** begin **
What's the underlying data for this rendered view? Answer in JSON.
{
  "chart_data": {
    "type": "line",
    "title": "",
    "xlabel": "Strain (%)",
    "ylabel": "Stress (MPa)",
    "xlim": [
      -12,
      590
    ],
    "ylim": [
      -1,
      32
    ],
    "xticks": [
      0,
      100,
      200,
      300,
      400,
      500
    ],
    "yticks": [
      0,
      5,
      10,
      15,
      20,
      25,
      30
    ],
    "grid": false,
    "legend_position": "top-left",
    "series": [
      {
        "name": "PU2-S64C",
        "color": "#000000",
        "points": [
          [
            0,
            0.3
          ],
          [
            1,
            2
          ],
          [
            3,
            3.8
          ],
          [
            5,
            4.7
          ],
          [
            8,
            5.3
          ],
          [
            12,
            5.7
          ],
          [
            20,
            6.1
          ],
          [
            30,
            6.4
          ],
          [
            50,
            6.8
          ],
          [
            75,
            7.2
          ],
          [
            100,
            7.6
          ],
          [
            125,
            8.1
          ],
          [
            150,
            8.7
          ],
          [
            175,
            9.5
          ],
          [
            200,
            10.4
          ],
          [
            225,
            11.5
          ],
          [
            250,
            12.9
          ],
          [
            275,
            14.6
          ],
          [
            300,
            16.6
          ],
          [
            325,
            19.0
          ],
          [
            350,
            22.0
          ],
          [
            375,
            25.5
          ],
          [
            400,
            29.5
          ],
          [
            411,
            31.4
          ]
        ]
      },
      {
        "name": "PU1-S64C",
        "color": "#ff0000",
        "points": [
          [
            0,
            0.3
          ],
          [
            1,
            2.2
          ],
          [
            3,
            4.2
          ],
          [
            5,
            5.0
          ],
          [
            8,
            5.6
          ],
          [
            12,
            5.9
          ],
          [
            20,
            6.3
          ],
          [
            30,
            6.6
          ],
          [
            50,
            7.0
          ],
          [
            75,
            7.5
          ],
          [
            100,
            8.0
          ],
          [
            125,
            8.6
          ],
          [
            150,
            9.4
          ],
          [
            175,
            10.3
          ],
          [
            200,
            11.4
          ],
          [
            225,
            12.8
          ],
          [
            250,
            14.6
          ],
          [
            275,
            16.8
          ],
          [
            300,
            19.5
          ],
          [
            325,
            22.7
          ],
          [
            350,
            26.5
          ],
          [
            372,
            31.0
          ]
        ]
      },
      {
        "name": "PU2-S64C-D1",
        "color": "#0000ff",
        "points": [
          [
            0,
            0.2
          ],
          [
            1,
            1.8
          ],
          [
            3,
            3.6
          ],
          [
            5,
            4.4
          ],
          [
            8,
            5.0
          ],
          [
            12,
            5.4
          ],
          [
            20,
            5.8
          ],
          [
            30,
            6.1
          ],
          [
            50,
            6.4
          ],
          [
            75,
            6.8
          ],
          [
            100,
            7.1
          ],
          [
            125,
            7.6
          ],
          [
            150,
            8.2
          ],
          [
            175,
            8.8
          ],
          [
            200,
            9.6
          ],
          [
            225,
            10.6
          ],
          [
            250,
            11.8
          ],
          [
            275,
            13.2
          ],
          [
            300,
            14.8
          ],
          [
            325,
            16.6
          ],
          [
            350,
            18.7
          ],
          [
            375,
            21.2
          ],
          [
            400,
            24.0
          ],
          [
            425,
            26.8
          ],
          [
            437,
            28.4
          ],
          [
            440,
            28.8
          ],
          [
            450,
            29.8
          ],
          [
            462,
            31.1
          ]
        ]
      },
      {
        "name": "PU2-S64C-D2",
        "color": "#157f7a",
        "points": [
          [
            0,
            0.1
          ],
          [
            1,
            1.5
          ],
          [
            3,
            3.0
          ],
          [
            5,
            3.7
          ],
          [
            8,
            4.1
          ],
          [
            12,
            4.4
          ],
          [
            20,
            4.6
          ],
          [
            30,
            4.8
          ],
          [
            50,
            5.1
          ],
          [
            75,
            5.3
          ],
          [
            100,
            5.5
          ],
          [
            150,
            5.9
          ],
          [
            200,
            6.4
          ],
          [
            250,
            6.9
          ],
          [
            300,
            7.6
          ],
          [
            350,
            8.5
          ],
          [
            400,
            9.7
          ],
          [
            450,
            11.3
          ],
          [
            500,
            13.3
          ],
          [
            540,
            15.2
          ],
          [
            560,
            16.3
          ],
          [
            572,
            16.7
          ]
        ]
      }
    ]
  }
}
** end **
*Exercise*. Extract all the material, leaving every line as it is.

*Solution to the problem*.
What's the underlying data for this rendered view? Answer in JSON.
{
  "chart_data": {
    "type": "line",
    "title": "",
    "xlabel": "Strain (%)",
    "ylabel": "Stress (MPa)",
    "xlim": [
      -12,
      590
    ],
    "ylim": [
      -1,
      32
    ],
    "xticks": [
      0,
      100,
      200,
      300,
      400,
      500
    ],
    "yticks": [
      0,
      5,
      10,
      15,
      20,
      25,
      30
    ],
    "grid": false,
    "legend_position": "top-left",
    "series": [
      {
        "name": "PU2-S64C",
        "color": "#000000",
        "points": [
          [
            0,
            0.3
          ],
          [
            1,
            2
          ],
          [
            3,
            3.8
          ],
          [
            5,
            4.7
          ],
          [
            8,
            5.3
          ],
          [
            12,
            5.7
          ],
          [
            20,
            6.1
          ],
          [
            30,
            6.4
          ],
          [
            50,
            6.8
          ],
          [
            75,
            7.2
          ],
          [
            100,
            7.6
          ],
          [
            125,
            8.1
          ],
          [
            150,
            8.7
          ],
          [
            175,
            9.5
          ],
          [
            200,
            10.4
          ],
          [
            225,
            11.5
          ],
          [
            250,
            12.9
          ],
          [
            275,
            14.6
          ],
          [
            300,
            16.6
          ],
          [
            325,
            19.0
          ],
          [
            350,
            22.0
          ],
          [
            375,
            25.5
          ],
          [
            400,
            29.5
          ],
          [
            411,
            31.4
          ]
        ]
      },
      {
        "name": "PU1-S64C",
        "color": "#ff0000",
        "points": [
          [
            0,
            0.3
          ],
          [
            1,
            2.2
          ],
          [
            3,
            4.2
          ],
          [
            5,
            5.0
          ],
          [
            8,
            5.6
          ],
          [
            12,
            5.9
          ],
          [
            20,
            6.3
          ],
          [
            30,
            6.6
          ],
          [
            50,
            7.0
          ],
          [
            75,
            7.5
          ],
          [
            100,
            8.0
          ],
          [
            125,
            8.6
          ],
          [
            150,
            9.4
          ],
          [
            175,
            10.3
          ],
          [
            200,
            11.4
          ],
          [
            225,
            12.8
          ],
          [
            250,
            14.6
          ],
          [
            275,
            16.8
          ],
          [
            300,
            19.5
          ],
          [
            325,
            22.7
          ],
          [
            350,
            26.5
          ],
          [
            372,
            31.0
          ]
        ]
      },
      {
        "name": "PU2-S64C-D1",
        "color": "#0000ff",
        "points": [
          [
            0,
            0.2
          ],
          [
            1,
            1.8
          ],
          [
            3,
            3.6
          ],
          [
            5,
            4.4
          ],
          [
            8,
            5.0
          ],
          [
            12,
            5.4
          ],
          [
            20,
            5.8
          ],
          [
            30,
            6.1
          ],
          [
            50,
            6.4
          ],
          [
            75,
            6.8
          ],
          [
            100,
            7.1
          ],
          [
            125,
            7.6
          ],
          [
            150,
            8.2
          ],
          [
            175,
            8.8
          ],
          [
            200,
            9.6
          ],
          [
            225,
            10.6
          ],
          [
            250,
            11.8
          ],
          [
            275,
            13.2
          ],
          [
            300,
            14.8
          ],
          [
            325,
            16.6
          ],
          [
            350,
            18.7
          ],
          [
            375,
            21.2
          ],
          [
            400,
            24.0
          ],
          [
            425,
            26.8
          ],
          [
            437,
            28.4
          ],
          [
            440,
            28.8
          ],
          [
            450,
            29.8
          ],
          [
            462,
            31.1
          ]
        ]
      },
      {
        "name": "PU2-S64C-D2",
        "color": "#157f7a",
        "points": [
          [
            0,
            0.1
          ],
          [
            1,
            1.5
          ],
          [
            3,
            3.0
          ],
          [
            5,
            3.7
          ],
          [
            8,
            4.1
          ],
          [
            12,
            4.4
          ],
          [
            20,
            4.6
          ],
          [
            30,
            4.8
          ],
          [
            50,
            5.1
          ],
          [
            75,
            5.3
          ],
          [
            100,
            5.5
          ],
          [
            150,
            5.9
          ],
          [
            200,
            6.4
          ],
          [
            250,
            6.9
          ],
          [
            300,
            7.6
          ],
          [
            350,
            8.5
          ],
          [
            400,
            9.7
          ],
          [
            450,
            11.3
          ],
          [
            500,
            13.3
          ],
          [
            540,
            15.2
          ],
          [
            560,
            16.3
          ],
          [
            572,
            16.7
          ]
        ]
      }
    ]
  }
}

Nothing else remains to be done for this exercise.